---------- DATA

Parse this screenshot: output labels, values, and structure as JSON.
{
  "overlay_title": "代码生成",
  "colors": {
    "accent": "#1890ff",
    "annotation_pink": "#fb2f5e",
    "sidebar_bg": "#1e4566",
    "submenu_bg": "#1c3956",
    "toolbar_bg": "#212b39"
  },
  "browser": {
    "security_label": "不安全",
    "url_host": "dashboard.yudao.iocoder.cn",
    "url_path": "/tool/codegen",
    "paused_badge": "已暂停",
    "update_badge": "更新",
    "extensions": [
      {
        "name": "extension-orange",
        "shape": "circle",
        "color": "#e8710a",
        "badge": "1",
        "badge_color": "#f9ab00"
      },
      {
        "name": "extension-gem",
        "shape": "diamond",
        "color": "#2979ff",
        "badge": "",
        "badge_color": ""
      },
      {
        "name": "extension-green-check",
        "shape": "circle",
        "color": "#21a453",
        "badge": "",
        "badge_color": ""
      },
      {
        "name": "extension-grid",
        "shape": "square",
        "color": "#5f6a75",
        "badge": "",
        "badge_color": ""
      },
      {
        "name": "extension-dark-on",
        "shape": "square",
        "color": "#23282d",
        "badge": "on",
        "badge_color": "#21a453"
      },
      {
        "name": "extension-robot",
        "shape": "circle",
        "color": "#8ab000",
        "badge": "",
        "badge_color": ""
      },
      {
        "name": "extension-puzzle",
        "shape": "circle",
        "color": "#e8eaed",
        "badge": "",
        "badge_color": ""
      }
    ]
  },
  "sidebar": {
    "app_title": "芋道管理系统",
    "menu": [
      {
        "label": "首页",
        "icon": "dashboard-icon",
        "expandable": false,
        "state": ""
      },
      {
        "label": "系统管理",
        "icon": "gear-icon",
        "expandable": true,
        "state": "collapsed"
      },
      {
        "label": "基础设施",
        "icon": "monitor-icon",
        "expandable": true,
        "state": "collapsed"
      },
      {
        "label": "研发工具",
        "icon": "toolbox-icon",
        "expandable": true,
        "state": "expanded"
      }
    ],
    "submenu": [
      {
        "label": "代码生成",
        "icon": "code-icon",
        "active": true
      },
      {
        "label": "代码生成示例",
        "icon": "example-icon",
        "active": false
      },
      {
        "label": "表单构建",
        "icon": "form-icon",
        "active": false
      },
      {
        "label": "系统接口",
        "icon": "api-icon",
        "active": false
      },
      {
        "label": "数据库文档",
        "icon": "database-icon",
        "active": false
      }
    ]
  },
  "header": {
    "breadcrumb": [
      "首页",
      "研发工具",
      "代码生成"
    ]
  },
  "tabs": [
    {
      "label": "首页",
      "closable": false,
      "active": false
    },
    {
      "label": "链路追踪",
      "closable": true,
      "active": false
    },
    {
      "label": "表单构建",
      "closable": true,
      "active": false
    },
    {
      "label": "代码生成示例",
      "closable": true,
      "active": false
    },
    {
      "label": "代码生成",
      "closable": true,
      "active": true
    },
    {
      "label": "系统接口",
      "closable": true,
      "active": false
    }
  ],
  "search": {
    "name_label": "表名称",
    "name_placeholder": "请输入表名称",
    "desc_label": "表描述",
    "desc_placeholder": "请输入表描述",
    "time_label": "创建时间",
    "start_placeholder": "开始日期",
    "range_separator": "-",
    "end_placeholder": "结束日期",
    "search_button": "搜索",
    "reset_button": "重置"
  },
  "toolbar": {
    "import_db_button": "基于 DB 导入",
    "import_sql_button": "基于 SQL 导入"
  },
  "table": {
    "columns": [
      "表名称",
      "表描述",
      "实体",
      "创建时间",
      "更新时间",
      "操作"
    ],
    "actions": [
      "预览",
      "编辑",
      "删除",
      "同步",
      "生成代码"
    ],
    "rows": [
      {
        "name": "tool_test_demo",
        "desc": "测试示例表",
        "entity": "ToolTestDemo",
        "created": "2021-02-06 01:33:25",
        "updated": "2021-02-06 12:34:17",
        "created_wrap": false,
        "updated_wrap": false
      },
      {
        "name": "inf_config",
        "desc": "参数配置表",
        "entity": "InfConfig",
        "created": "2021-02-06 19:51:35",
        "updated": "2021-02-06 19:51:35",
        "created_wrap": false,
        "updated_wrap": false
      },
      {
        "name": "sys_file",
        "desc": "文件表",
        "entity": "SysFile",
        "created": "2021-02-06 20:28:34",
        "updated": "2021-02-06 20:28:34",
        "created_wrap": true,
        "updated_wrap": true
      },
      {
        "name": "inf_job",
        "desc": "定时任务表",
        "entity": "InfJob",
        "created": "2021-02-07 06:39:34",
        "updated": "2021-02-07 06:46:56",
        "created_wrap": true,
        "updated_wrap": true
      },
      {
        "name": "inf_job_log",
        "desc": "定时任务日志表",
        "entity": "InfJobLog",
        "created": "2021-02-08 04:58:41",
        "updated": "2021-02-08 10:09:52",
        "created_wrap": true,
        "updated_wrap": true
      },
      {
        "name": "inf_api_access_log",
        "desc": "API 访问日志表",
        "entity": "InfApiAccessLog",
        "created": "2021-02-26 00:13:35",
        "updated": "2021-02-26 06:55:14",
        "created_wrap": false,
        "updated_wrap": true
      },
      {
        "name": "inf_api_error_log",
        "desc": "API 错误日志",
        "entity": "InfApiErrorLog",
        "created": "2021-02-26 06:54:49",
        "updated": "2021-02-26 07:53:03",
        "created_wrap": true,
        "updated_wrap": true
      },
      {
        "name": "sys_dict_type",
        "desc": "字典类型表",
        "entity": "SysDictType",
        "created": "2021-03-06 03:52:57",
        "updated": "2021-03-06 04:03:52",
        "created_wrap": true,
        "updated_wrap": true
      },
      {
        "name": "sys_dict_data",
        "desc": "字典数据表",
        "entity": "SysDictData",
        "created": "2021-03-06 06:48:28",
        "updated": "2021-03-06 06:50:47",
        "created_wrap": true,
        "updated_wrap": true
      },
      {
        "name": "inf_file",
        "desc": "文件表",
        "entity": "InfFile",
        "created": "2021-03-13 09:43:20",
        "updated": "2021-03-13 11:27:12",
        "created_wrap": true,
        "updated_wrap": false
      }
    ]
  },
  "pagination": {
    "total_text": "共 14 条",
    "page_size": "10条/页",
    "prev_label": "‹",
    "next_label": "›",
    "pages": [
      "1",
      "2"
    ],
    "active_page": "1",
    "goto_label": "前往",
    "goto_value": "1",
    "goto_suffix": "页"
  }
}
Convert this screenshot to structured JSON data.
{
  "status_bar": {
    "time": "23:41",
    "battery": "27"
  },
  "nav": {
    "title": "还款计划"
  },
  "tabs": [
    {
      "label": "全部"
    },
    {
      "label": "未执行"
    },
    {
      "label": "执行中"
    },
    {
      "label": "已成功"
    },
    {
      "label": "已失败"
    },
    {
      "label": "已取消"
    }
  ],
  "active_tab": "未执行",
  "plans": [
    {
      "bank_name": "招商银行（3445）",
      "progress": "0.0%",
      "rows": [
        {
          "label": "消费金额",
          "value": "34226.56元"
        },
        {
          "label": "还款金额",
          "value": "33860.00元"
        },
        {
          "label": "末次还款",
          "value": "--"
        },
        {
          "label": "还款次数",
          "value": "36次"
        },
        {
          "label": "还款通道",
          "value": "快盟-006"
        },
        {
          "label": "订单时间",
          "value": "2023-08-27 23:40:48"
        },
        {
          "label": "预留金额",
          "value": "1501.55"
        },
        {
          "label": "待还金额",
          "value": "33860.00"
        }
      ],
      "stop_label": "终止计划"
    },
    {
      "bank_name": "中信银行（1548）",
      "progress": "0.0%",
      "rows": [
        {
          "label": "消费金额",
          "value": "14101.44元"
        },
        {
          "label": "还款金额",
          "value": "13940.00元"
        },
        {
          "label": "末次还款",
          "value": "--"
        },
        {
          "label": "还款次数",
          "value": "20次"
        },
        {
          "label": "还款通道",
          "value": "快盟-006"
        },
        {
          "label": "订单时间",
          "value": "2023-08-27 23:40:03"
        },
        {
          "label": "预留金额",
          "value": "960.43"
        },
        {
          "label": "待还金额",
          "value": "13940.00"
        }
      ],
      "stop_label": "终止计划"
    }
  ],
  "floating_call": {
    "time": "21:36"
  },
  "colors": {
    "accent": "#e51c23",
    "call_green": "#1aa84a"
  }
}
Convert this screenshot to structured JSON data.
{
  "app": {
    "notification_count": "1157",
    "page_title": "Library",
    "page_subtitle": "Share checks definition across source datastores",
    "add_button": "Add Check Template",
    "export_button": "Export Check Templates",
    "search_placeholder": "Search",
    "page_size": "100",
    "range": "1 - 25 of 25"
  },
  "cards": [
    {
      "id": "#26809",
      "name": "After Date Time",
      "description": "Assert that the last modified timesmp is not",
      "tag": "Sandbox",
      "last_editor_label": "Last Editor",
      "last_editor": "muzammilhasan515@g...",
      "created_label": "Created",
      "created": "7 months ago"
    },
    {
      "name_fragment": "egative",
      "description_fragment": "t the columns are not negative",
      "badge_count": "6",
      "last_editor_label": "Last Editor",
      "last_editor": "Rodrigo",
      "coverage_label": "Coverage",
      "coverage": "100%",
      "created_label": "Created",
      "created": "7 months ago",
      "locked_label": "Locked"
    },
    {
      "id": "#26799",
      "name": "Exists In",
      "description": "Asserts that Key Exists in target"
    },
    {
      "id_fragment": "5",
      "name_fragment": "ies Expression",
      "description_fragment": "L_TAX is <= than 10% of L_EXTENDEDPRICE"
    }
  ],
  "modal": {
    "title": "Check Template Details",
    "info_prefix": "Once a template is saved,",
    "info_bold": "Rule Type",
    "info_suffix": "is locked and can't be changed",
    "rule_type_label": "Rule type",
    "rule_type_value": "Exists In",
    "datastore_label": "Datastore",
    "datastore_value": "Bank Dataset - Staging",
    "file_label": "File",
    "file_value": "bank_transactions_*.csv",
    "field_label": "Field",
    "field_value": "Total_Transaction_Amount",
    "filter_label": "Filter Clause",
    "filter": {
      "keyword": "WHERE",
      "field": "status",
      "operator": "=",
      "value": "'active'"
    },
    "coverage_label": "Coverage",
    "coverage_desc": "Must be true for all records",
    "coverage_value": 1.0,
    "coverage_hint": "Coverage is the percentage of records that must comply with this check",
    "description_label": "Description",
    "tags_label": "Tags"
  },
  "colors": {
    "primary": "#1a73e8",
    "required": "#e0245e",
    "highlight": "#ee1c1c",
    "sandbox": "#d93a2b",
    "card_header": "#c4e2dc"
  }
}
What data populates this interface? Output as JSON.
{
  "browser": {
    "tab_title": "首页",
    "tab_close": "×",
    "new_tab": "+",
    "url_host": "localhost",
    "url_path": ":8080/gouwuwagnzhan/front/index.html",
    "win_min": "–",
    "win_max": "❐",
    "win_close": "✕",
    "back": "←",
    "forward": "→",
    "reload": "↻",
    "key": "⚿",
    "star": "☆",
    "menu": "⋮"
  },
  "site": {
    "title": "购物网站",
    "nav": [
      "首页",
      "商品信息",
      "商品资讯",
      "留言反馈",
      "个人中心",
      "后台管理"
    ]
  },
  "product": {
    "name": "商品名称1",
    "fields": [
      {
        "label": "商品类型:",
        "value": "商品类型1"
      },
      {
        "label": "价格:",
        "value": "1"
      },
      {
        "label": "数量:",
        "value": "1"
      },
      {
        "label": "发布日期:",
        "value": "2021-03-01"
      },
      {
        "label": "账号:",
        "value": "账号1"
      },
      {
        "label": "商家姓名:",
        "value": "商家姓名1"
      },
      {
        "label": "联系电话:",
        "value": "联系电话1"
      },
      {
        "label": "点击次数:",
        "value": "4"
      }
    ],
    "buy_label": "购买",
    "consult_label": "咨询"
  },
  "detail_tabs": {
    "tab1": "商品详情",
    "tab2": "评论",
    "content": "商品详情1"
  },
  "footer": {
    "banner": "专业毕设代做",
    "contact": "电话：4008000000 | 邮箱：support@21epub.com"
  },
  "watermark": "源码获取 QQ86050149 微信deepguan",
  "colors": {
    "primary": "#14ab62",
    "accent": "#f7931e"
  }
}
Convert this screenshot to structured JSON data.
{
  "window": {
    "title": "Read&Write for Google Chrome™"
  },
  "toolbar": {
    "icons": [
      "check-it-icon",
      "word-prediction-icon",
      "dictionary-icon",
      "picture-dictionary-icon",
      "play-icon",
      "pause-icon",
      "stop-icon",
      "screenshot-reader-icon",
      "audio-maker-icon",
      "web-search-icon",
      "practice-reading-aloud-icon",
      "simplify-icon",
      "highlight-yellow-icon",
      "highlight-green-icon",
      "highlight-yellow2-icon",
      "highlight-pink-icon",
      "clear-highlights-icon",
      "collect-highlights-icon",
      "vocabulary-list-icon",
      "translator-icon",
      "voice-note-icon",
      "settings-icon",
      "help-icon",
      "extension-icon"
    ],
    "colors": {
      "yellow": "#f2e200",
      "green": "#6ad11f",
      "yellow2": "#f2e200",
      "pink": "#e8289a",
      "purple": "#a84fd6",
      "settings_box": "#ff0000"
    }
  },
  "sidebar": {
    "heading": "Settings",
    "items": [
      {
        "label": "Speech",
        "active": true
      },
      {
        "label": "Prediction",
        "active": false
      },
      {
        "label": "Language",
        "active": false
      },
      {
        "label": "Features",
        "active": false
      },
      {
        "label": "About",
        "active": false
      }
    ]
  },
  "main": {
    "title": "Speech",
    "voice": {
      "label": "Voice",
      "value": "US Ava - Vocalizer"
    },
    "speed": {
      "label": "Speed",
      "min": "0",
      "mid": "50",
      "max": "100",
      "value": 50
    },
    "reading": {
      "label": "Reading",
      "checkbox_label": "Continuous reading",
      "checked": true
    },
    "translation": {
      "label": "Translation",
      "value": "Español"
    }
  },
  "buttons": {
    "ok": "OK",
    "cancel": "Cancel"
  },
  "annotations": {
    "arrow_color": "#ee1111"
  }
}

--------------------

## TASK DESCRIPTION
Write out every line of the listing that holds the word "months".

## FINAL ANSWER
      "created": "7 months ago"
      "created": "7 months ago",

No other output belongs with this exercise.